* What is asked *
1. Using the book review, decide whether each statement agrees with it: (a) John and Jean Comaroff are the volume's invited commentators; (b) the volume gives its topic a systematic treatment; (c) the editors are credited with including transparency in the volume's conceptual frame. For each, answer yes or no and quote the deciding words.
2. Quote the book review word for word, starting at "Todd Sanders and" and ending at "2003. 328 pp.".

* Source excerpt *
========

George E. Marcus and Michael G. Powell
Rice University

Todd Sanders and Harry West (eds). Transparency and Conspiracy: Ethnographies of Suspicion in the New World Order. Durham: Duke University Press, 2003. 328 pp.

This volume is typical of the form of many collections produced by anthropologists, and it has both the virtues and limitations that can be attributed to this form. The editors (here, Sanders and West) and sometimes invited commentators (here, John and Jean Comaroff) provide a conceptual gloss on a topical topic (like conspiracy/transparency here) that enframes and often exceeds what is dealt with in a series of diverse cases drawn from the long-term, intensive projects of anthropologists who bend and lend what they know from their wideranging and deep knowledge of their subjects to the topic in question. What results is a fascinating cabinet of curiosities around a few central, already well known truths about a topic, "in the air," so to speak, but not a systematic treatment of it as is outlined in the conceptual overviews of the editors and commentators. Instead, what we have are anthropologists weighing in as licensed generalists, albeit paradoxically, from the highly specific and holistic ethnographic slices of life that they are trained and oriented toward knowing intimately. [End Page 323]

A committed anthropological investigation devoted to the phenomenon or topic conceptually envisioned by this volume would be quite different from what a typical collection like this, producing occasional knowledge for it, could offer. Such an investigation, or set of investigations, would incorporate in their ethnographic purview both the complex of practices around transparency emanating from their source in state power and the operations of market capitalism, and the popular spread of paranoid social thought and emotion among groups, places, and local cultures subject to such perceived but vaguely understood powers. To the considerable credit of the editors, transparency as a contemporary issue of social thought is included in the conceptual frame of this volume along with the more familiar treatment of paranoia/conspiracy theories as a socially distributed way of thinking and feeling of some salience. Indeed, the dialectical relation between debates about transparency as a matter of public policy and paranoia/conspiracy theories as a popular mode of thought is subtly speculated upon in the introduction, but because of the traditional positioning of ethnographic research, "out there," so to speak, among subjects outside and subordinate to major institutional orders, we get only a set of intensive studies of how a paranoid way of thinking arises within the conditions and logics of situated everyday lives roiled by forces greatly feared but the sources and processes of which are incompletely understood. This volume is thus an anthropologically distinctive, but also somewhat belated contribution, among others that have appeared primarily during the 1990s, to the impulses and forms of paranoid thinking about the social as it is experienced in different settings. This is a worthy, but by now, limited exercise.

========

* Dataset extract *
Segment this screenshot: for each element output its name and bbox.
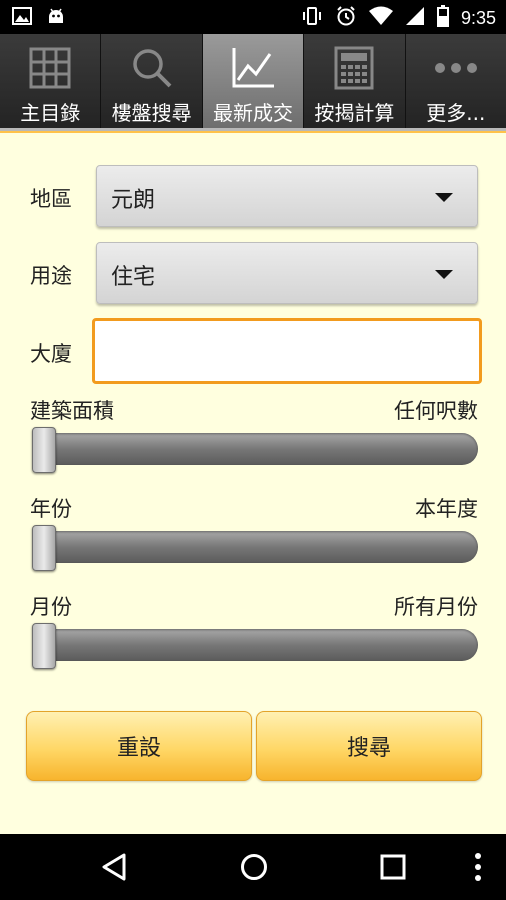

========

* Responses by task *
1.
(a) Yes: "invited commentators (here, John and Jean Comaroff)"
(b) No: "but not a systematic treatment of it"
(c) Yes: "To the considerable credit of the editors, transparency as a contemporary issue of social thought is included in the conceptual frame of this volume"

2.
Todd Sanders and Harry West (eds). Transparency and Conspiracy: Ethnographies of Suspicion in the New World Order. Durham: Duke University Press, 2003. 328 pp.